> _Aim_:
Write each line out again exactly as written.

■ ■ ■ ■ ■ ■ ■

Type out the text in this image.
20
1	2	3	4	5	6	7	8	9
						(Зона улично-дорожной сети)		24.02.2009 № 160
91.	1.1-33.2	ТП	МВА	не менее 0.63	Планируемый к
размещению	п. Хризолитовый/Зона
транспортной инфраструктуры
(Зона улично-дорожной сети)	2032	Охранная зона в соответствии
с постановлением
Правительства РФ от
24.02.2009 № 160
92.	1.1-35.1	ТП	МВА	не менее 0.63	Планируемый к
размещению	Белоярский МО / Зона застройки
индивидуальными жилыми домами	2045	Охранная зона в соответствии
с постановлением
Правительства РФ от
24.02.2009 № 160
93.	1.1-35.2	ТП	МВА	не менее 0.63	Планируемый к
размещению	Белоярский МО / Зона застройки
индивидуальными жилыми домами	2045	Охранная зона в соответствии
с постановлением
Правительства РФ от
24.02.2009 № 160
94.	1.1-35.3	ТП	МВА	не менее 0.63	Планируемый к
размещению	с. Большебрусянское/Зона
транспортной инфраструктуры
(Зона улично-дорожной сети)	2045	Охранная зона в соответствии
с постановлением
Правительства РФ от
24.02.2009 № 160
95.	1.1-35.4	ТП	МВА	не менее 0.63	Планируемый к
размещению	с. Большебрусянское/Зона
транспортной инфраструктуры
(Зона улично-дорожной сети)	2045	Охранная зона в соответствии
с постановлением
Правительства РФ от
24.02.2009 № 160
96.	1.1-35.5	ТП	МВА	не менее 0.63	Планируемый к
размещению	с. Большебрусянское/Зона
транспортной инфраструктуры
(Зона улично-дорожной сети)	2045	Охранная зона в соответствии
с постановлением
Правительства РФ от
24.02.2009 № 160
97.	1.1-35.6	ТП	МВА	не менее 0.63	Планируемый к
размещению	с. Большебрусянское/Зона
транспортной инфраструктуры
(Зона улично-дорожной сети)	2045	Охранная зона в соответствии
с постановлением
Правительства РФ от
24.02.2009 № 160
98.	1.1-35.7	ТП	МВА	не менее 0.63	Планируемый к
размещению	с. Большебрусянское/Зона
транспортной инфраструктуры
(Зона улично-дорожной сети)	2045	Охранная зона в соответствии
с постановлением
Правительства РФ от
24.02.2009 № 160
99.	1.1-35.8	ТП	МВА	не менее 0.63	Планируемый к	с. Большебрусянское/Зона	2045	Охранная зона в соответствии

■ ■ ■ ■ ■ ■ ■

> _Result of this task_:
Type out the text in this image.
20
1	2	3	4	5	6	7	8	9
						(Зона улично-дорожной сети)		24.02.2009 № 160
91.	1.1-33.2	ТП	МВА	не менее 0.63	Планируемый к
размещению	п. Хризолитовый/Зона
транспортной инфраструктуры
(Зона улично-дорожной сети)	2032	Охранная зона в соответствии
с постановлением
Правительства РФ от
24.02.2009 № 160
92.	1.1-35.1	ТП	МВА	не менее 0.63	Планируемый к
размещению	Белоярский МО / Зона застройки
индивидуальными жилыми домами	2045	Охранная зона в соответствии
с постановлением
Правительства РФ от
24.02.2009 № 160
93.	1.1-35.2	ТП	МВА	не менее 0.63	Планируемый к
размещению	Белоярский МО / Зона застройки
индивидуальными жилыми домами	2045	Охранная зона в соответствии
с постановлением
Правительства РФ от
24.02.2009 № 160
94.	1.1-35.3	ТП	МВА	не менее 0.63	Планируемый к
размещению	с. Большебрусянское/Зона
транспортной инфраструктуры
(Зона улично-дорожной сети)	2045	Охранная зона в соответствии
с постановлением
Правительства РФ от
24.02.2009 № 160
95.	1.1-35.4	ТП	МВА	не менее 0.63	Планируемый к
размещению	с. Большебрусянское/Зона
транспортной инфраструктуры
(Зона улично-дорожной сети)	2045	Охранная зона в соответствии
с постановлением
Правительства РФ от
24.02.2009 № 160
96.	1.1-35.5	ТП	МВА	не менее 0.63	Планируемый к
размещению	с. Большебрусянское/Зона
транспортной инфраструктуры
(Зона улично-дорожной сети)	2045	Охранная зона в соответствии
с постановлением
Правительства РФ от
24.02.2009 № 160
97.	1.1-35.6	ТП	МВА	не менее 0.63	Планируемый к
размещению	с. Большебрусянское/Зона
транспортной инфраструктуры
(Зона улично-дорожной сети)	2045	Охранная зона в соответствии
с постановлением
Правительства РФ от
24.02.2009 № 160
98.	1.1-35.7	ТП	МВА	не менее 0.63	Планируемый к
размещению	с. Большебрусянское/Зона
транспортной инфраструктуры
(Зона улично-дорожной сети)	2045	Охранная зона в соответствии
с постановлением
Правительства РФ от
24.02.2009 № 160
99.	1.1-35.8	ТП	МВА	не менее 0.63	Планируемый к	с. Большебрусянское/Зона	2045	Охранная зона в соответствии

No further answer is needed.